**Data to process:**
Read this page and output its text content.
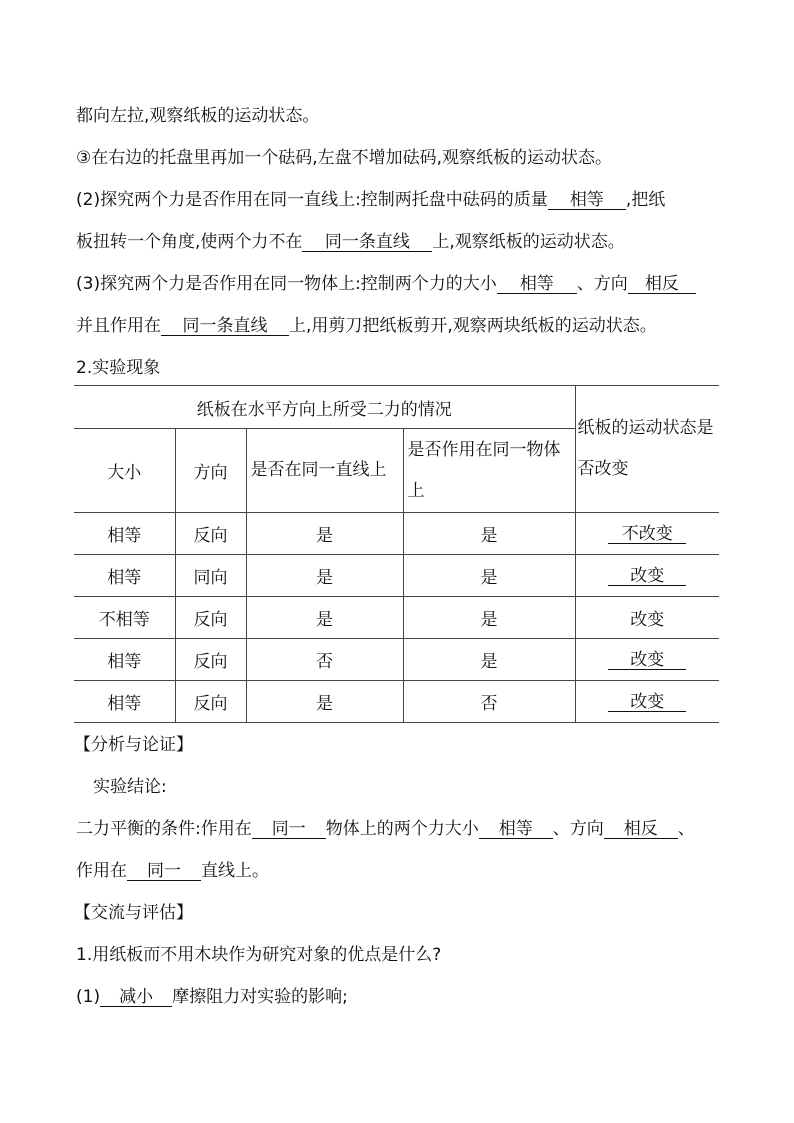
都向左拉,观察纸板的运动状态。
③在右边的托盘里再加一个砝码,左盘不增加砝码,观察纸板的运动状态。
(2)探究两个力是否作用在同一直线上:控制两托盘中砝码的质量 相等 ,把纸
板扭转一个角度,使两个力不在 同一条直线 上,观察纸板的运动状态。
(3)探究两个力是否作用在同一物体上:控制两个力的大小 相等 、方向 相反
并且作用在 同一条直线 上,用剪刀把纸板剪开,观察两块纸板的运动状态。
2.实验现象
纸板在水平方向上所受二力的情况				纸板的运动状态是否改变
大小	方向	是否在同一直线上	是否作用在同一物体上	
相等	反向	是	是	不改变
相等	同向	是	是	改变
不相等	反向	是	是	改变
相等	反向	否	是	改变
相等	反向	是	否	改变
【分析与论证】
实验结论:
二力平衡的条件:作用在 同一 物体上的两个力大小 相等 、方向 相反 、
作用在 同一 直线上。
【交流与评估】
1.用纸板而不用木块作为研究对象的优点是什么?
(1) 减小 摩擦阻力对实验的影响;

...

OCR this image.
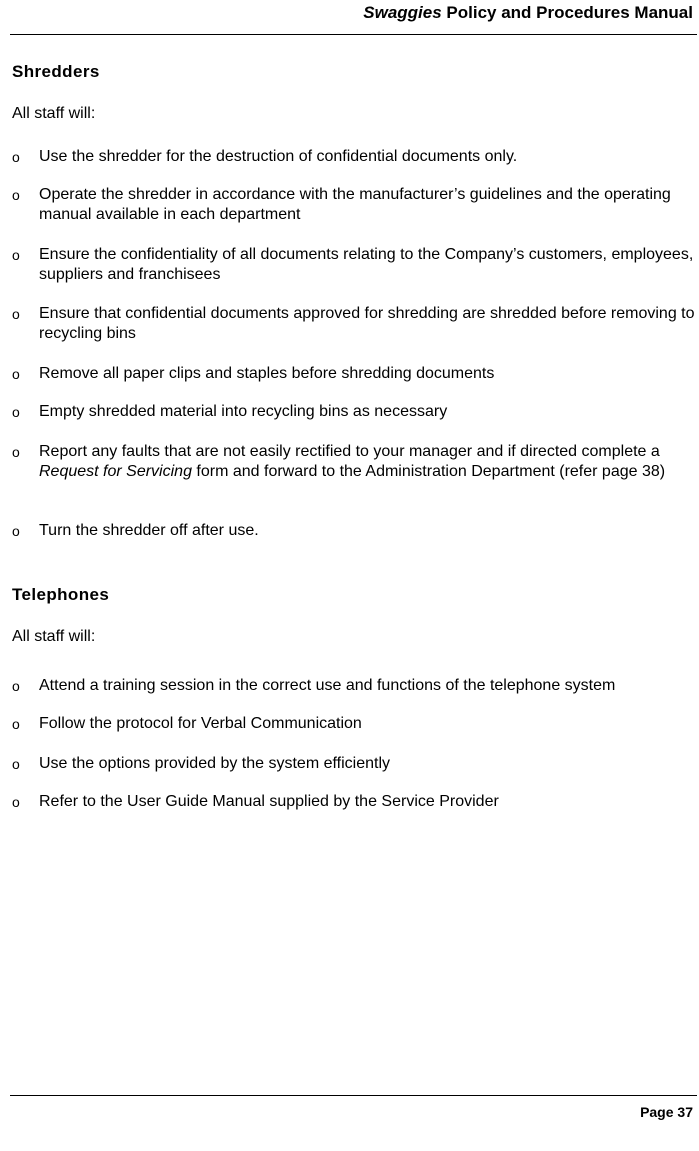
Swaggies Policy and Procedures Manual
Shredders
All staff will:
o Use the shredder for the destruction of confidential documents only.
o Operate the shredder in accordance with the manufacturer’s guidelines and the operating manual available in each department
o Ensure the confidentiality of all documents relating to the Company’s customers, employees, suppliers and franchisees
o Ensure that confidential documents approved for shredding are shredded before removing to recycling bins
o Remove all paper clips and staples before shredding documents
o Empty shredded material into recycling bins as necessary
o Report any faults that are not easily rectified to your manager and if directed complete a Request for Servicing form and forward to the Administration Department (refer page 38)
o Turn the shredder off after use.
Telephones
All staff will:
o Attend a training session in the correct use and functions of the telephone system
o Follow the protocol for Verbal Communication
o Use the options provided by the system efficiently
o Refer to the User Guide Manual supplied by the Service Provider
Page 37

**Goal of the exercise:** Look for lines containing the string "同一条直线" and copy them all.

**Correct result:**
板扭转一个角度,使两个力不在 同一条直线 上,观察纸板的运动状态。
并且作用在 同一条直线 上,用剪刀把纸板剪开,观察两块纸板的运动状态。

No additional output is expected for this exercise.